--- begin DATA PROVIDED ---

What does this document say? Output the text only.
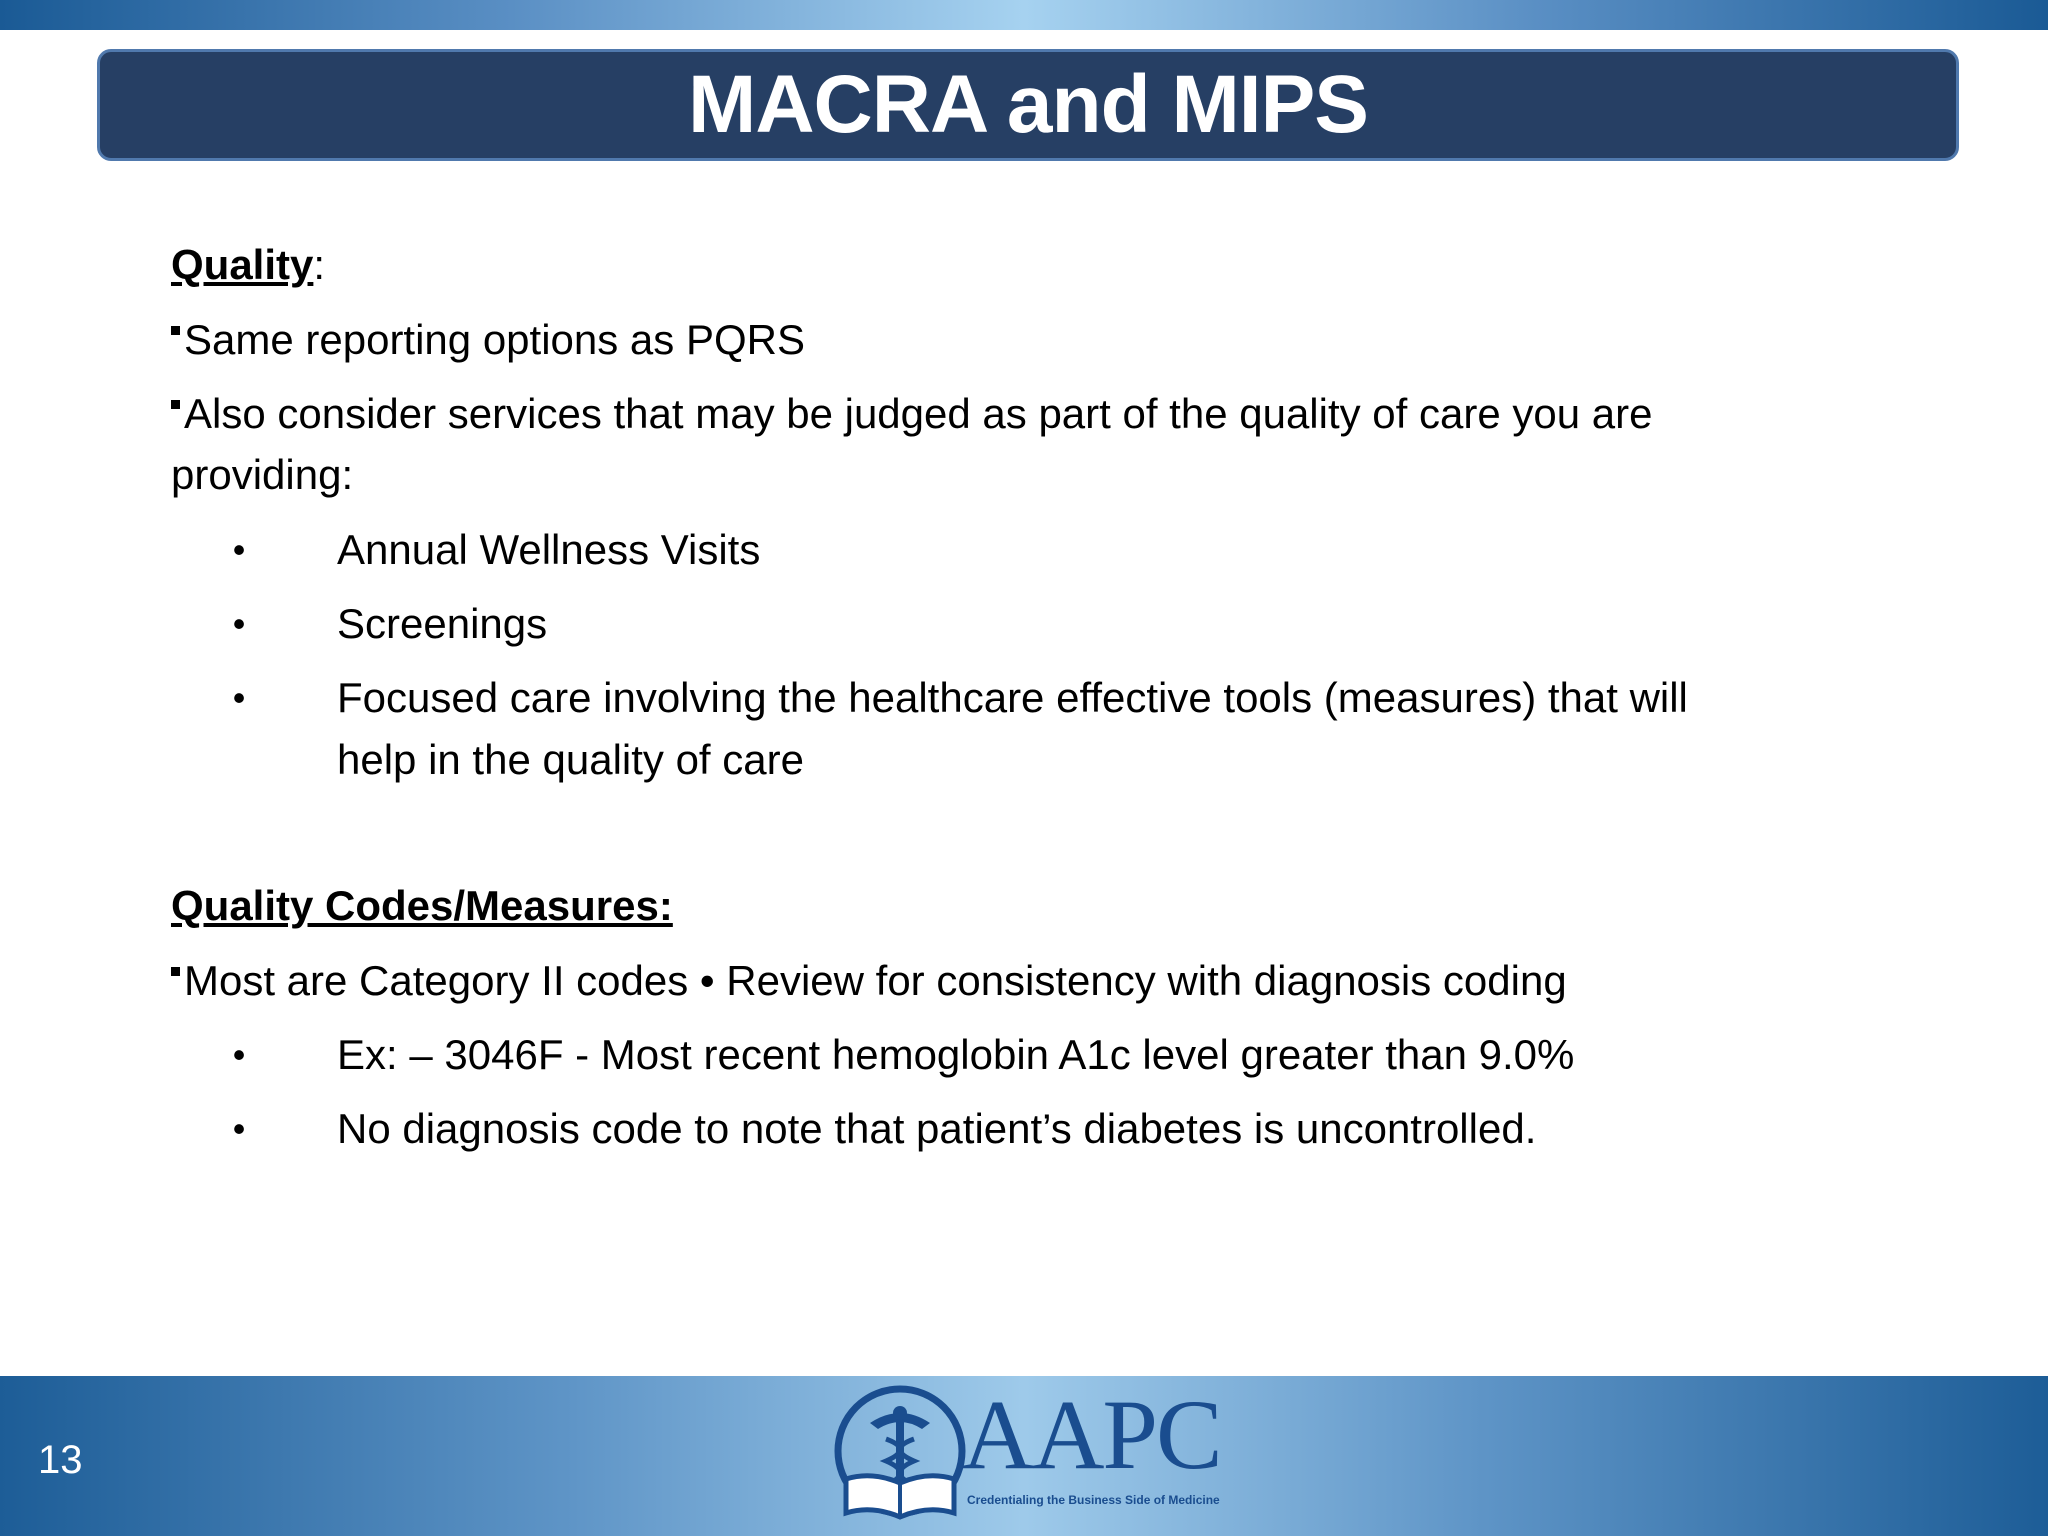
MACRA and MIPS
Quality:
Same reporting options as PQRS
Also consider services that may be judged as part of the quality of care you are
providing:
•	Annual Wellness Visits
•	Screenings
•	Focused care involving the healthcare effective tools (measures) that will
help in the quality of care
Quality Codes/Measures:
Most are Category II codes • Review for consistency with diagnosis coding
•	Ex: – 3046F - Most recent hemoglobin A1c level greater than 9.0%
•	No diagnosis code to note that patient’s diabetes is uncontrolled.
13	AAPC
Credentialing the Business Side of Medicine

--- end DATA PROVIDED ---

* **WHAT YOU SHOULD DO**: Without including any pictures, output all the entries above exactly.

* **SOLUTION**:
What does this document say? Output the text only.
MACRA and MIPS
Quality:
Same reporting options as PQRS
Also consider services that may be judged as part of the quality of care you are
providing:
•	Annual Wellness Visits
•	Screenings
•	Focused care involving the healthcare effective tools (measures) that will
help in the quality of care
Quality Codes/Measures:
Most are Category II codes • Review for consistency with diagnosis coding
•	Ex: – 3046F - Most recent hemoglobin A1c level greater than 9.0%
•	No diagnosis code to note that patient’s diabetes is uncontrolled.
13	AAPC
Credentialing the Business Side of Medicine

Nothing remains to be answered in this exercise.